GIVEN EXERCISE
Scan the records for the word "JSON". Copy each line that includes it.

--- Start of GIVEN RECORDS ---

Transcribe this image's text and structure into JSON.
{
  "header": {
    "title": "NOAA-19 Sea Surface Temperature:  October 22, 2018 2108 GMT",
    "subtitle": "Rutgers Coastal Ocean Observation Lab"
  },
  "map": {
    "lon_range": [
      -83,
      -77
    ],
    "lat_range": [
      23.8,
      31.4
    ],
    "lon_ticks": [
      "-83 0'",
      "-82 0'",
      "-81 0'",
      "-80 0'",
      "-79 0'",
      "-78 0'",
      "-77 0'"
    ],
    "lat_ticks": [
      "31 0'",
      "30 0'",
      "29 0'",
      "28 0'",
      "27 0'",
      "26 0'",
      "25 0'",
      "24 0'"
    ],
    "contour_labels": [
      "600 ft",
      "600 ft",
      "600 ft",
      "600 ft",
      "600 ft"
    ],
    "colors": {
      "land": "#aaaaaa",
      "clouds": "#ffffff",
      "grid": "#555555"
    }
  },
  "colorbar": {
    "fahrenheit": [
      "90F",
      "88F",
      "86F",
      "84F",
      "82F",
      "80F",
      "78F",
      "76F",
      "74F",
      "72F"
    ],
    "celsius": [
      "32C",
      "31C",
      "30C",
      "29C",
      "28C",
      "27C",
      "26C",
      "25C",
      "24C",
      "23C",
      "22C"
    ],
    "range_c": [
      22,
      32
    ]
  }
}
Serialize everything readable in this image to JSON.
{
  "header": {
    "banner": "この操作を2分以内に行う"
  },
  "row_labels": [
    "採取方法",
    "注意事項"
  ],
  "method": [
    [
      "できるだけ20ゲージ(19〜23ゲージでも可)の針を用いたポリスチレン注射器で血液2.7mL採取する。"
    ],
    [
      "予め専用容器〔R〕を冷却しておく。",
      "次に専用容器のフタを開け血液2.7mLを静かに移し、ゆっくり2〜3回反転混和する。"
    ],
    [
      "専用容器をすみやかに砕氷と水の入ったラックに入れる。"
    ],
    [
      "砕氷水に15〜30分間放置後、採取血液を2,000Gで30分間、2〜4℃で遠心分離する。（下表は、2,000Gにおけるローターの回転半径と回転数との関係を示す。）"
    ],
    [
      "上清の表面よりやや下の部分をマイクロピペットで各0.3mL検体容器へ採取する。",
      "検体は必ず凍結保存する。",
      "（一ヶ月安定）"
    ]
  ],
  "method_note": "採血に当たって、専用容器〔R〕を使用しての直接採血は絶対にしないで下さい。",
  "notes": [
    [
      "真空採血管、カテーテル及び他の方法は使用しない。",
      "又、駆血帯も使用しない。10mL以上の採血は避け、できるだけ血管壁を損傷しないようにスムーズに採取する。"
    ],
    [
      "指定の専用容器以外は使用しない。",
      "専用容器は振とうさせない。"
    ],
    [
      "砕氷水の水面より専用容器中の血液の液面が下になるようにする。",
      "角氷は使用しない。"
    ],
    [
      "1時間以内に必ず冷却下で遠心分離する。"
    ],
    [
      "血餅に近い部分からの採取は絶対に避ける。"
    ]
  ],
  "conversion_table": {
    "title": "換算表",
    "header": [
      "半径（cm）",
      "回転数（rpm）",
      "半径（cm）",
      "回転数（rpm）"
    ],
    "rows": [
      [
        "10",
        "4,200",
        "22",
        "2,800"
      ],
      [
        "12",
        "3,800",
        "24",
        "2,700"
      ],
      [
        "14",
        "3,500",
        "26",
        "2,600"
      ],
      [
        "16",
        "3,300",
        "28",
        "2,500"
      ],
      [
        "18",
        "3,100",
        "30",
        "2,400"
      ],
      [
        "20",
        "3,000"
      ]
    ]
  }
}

--- End of GIVEN RECORDS ---

SOLVED EXERCISE
Transcribe this image's text and structure into JSON.
Serialize everything readable in this image to JSON.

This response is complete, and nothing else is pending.